In the entries below, count every line with the word "value". Return only the count.

---

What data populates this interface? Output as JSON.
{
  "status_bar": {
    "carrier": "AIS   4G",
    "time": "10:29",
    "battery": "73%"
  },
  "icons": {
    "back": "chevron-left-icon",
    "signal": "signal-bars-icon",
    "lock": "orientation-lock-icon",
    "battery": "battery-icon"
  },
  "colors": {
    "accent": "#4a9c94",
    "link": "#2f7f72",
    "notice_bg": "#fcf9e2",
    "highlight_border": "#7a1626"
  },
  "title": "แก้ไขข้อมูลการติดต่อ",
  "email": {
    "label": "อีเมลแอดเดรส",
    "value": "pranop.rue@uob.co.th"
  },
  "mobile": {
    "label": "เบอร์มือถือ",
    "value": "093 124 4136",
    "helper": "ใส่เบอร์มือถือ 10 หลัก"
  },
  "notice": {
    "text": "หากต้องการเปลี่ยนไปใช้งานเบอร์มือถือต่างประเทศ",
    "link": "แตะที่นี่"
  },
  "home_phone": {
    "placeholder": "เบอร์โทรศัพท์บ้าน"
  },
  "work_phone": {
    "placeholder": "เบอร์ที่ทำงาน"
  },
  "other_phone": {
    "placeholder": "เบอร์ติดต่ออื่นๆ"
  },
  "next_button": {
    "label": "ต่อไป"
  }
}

---

Exercise response: 2